— START OF INPUT —
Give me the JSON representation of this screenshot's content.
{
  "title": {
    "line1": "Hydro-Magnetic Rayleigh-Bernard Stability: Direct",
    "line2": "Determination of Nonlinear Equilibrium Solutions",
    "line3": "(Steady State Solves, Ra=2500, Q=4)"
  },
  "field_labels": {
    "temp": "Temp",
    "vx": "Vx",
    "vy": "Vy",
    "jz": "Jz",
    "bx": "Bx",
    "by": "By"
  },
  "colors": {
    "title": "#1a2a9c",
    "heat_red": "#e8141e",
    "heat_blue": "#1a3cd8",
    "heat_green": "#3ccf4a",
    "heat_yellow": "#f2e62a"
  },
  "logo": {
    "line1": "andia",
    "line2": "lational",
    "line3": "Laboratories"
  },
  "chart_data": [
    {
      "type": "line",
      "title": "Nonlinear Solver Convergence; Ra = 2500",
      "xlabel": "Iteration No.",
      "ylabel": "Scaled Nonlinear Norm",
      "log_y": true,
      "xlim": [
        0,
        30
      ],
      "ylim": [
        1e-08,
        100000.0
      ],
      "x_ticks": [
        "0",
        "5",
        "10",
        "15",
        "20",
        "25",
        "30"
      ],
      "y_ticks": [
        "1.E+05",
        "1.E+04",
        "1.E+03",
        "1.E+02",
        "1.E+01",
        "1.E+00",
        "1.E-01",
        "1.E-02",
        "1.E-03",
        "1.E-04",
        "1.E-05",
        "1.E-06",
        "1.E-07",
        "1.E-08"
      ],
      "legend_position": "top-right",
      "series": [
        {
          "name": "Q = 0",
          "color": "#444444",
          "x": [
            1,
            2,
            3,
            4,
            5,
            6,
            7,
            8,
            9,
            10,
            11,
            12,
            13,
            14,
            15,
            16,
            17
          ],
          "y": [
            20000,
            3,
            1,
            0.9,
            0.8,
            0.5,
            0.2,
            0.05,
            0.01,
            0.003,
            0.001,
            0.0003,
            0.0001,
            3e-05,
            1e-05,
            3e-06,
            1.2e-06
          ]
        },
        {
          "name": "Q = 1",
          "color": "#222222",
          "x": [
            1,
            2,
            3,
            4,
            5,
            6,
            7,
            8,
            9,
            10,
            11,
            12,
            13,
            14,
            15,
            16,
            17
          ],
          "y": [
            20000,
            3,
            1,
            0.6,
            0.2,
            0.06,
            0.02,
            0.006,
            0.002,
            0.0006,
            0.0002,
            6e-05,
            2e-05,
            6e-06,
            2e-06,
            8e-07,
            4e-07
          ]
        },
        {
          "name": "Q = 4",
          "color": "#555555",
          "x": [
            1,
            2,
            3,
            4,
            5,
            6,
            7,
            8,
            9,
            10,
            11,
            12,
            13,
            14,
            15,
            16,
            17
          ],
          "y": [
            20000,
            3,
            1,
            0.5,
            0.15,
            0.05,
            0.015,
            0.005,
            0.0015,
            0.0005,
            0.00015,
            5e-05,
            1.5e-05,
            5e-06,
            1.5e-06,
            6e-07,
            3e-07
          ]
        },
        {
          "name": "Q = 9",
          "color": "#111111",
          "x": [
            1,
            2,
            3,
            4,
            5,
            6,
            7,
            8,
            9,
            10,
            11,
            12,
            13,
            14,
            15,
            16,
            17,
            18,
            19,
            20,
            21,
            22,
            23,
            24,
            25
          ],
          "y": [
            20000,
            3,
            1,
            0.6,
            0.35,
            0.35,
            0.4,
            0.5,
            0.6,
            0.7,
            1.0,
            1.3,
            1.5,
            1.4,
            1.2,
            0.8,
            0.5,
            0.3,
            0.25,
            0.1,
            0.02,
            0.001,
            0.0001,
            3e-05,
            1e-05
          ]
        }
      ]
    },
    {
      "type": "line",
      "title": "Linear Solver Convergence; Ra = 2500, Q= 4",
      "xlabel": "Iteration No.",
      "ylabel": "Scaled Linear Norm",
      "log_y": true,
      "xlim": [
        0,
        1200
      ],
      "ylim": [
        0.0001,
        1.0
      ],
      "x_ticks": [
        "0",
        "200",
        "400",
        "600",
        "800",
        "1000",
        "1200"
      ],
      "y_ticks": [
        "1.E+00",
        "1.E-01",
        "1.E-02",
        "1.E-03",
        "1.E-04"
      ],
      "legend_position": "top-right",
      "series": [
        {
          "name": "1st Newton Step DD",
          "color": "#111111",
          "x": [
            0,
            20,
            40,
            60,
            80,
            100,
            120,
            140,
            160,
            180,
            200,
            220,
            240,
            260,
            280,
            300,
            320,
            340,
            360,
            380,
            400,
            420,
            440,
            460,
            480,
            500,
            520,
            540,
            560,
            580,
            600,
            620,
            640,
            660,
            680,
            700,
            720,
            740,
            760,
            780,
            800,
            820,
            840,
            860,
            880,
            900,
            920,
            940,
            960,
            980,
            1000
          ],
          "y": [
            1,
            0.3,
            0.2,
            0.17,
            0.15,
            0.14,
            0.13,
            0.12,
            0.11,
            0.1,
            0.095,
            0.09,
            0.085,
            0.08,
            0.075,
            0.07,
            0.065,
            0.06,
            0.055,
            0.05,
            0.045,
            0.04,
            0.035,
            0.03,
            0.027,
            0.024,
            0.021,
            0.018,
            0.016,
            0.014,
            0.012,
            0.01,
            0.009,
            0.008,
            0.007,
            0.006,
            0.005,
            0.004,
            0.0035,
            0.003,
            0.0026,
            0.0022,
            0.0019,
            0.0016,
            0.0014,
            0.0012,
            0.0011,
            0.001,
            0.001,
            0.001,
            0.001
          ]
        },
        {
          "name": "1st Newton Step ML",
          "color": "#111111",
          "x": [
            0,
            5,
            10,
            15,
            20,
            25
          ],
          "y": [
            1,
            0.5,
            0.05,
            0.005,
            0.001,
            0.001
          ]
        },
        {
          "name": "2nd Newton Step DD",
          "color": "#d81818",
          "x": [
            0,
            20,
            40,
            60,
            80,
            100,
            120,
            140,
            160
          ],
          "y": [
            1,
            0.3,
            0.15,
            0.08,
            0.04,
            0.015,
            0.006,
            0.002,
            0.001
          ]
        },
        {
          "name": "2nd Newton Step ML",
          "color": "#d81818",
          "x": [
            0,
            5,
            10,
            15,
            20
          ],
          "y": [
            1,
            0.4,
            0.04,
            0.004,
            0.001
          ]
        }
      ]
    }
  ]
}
— END OF INPUT —
* PROBLEM DESCRIPTION:
Restate the whole listing exactly, leaving out nothing.

* EXERCISE OUTPUT:
Give me the JSON representation of this screenshot's content.
{
  "title": {
    "line1": "Hydro-Magnetic Rayleigh-Bernard Stability: Direct",
    "line2": "Determination of Nonlinear Equilibrium Solutions",
    "line3": "(Steady State Solves, Ra=2500, Q=4)"
  },
  "field_labels": {
    "temp": "Temp",
    "vx": "Vx",
    "vy": "Vy",
    "jz": "Jz",
    "bx": "Bx",
    "by": "By"
  },
  "colors": {
    "title": "#1a2a9c",
    "heat_red": "#e8141e",
    "heat_blue": "#1a3cd8",
    "heat_green": "#3ccf4a",
    "heat_yellow": "#f2e62a"
  },
  "logo": {
    "line1": "andia",
    "line2": "lational",
    "line3": "Laboratories"
  },
  "chart_data": [
    {
      "type": "line",
      "title": "Nonlinear Solver Convergence; Ra = 2500",
      "xlabel": "Iteration No.",
      "ylabel": "Scaled Nonlinear Norm",
      "log_y": true,
      "xlim": [
        0,
        30
      ],
      "ylim": [
        1e-08,
        100000.0
      ],
      "x_ticks": [
        "0",
        "5",
        "10",
        "15",
        "20",
        "25",
        "30"
      ],
      "y_ticks": [
        "1.E+05",
        "1.E+04",
        "1.E+03",
        "1.E+02",
        "1.E+01",
        "1.E+00",
        "1.E-01",
        "1.E-02",
        "1.E-03",
        "1.E-04",
        "1.E-05",
        "1.E-06",
        "1.E-07",
        "1.E-08"
      ],
      "legend_position": "top-right",
      "series": [
        {
          "name": "Q = 0",
          "color": "#444444",
          "x": [
            1,
            2,
            3,
            4,
            5,
            6,
            7,
            8,
            9,
            10,
            11,
            12,
            13,
            14,
            15,
            16,
            17
          ],
          "y": [
            20000,
            3,
            1,
            0.9,
            0.8,
            0.5,
            0.2,
            0.05,
            0.01,
            0.003,
            0.001,
            0.0003,
            0.0001,
            3e-05,
            1e-05,
            3e-06,
            1.2e-06
          ]
        },
        {
          "name": "Q = 1",
          "color": "#222222",
          "x": [
            1,
            2,
            3,
            4,
            5,
            6,
            7,
            8,
            9,
            10,
            11,
            12,
            13,
            14,
            15,
            16,
            17
          ],
          "y": [
            20000,
            3,
            1,
            0.6,
            0.2,
            0.06,
            0.02,
            0.006,
            0.002,
            0.0006,
            0.0002,
            6e-05,
            2e-05,
            6e-06,
            2e-06,
            8e-07,
            4e-07
          ]
        },
        {
          "name": "Q = 4",
          "color": "#555555",
          "x": [
            1,
            2,
            3,
            4,
            5,
            6,
            7,
            8,
            9,
            10,
            11,
            12,
            13,
            14,
            15,
            16,
            17
          ],
          "y": [
            20000,
            3,
            1,
            0.5,
            0.15,
            0.05,
            0.015,
            0.005,
            0.0015,
            0.0005,
            0.00015,
            5e-05,
            1.5e-05,
            5e-06,
            1.5e-06,
            6e-07,
            3e-07
          ]
        },
        {
          "name": "Q = 9",
          "color": "#111111",
          "x": [
            1,
            2,
            3,
            4,
            5,
            6,
            7,
            8,
            9,
            10,
            11,
            12,
            13,
            14,
            15,
            16,
            17,
            18,
            19,
            20,
            21,
            22,
            23,
            24,
            25
          ],
          "y": [
            20000,
            3,
            1,
            0.6,
            0.35,
            0.35,
            0.4,
            0.5,
            0.6,
            0.7,
            1.0,
            1.3,
            1.5,
            1.4,
            1.2,
            0.8,
            0.5,
            0.3,
            0.25,
            0.1,
            0.02,
            0.001,
            0.0001,
            3e-05,
            1e-05
          ]
        }
      ]
    },
    {
      "type": "line",
      "title": "Linear Solver Convergence; Ra = 2500, Q= 4",
      "xlabel": "Iteration No.",
      "ylabel": "Scaled Linear Norm",
      "log_y": true,
      "xlim": [
        0,
        1200
      ],
      "ylim": [
        0.0001,
        1.0
      ],
      "x_ticks": [
        "0",
        "200",
        "400",
        "600",
        "800",
        "1000",
        "1200"
      ],
      "y_ticks": [
        "1.E+00",
        "1.E-01",
        "1.E-02",
        "1.E-03",
        "1.E-04"
      ],
      "legend_position": "top-right",
      "series": [
        {
          "name": "1st Newton Step DD",
          "color": "#111111",
          "x": [
            0,
            20,
            40,
            60,
            80,
            100,
            120,
            140,
            160,
            180,
            200,
            220,
            240,
            260,
            280,
            300,
            320,
            340,
            360,
            380,
            400,
            420,
            440,
            460,
            480,
            500,
            520,
            540,
            560,
            580,
            600,
            620,
            640,
            660,
            680,
            700,
            720,
            740,
            760,
            780,
            800,
            820,
            840,
            860,
            880,
            900,
            920,
            940,
            960,
            980,
            1000
          ],
          "y": [
            1,
            0.3,
            0.2,
            0.17,
            0.15,
            0.14,
            0.13,
            0.12,
            0.11,
            0.1,
            0.095,
            0.09,
            0.085,
            0.08,
            0.075,
            0.07,
            0.065,
            0.06,
            0.055,
            0.05,
            0.045,
            0.04,
            0.035,
            0.03,
            0.027,
            0.024,
            0.021,
            0.018,
            0.016,
            0.014,
            0.012,
            0.01,
            0.009,
            0.008,
            0.007,
            0.006,
            0.005,
            0.004,
            0.0035,
            0.003,
            0.0026,
            0.0022,
            0.0019,
            0.0016,
            0.0014,
            0.0012,
            0.0011,
            0.001,
            0.001,
            0.001,
            0.001
          ]
        },
        {
          "name": "1st Newton Step ML",
          "color": "#111111",
          "x": [
            0,
            5,
            10,
            15,
            20,
            25
          ],
          "y": [
            1,
            0.5,
            0.05,
            0.005,
            0.001,
            0.001
          ]
        },
        {
          "name": "2nd Newton Step DD",
          "color": "#d81818",
          "x": [
            0,
            20,
            40,
            60,
            80,
            100,
            120,
            140,
            160
          ],
          "y": [
            1,
            0.3,
            0.15,
            0.08,
            0.04,
            0.015,
            0.006,
            0.002,
            0.001
          ]
        },
        {
          "name": "2nd Newton Step ML",
          "color": "#d81818",
          "x": [
            0,
            5,
            10,
            15,
            20
          ],
          "y": [
            1,
            0.4,
            0.04,
            0.004,
            0.001
          ]
        }
      ]
    }
  ]
}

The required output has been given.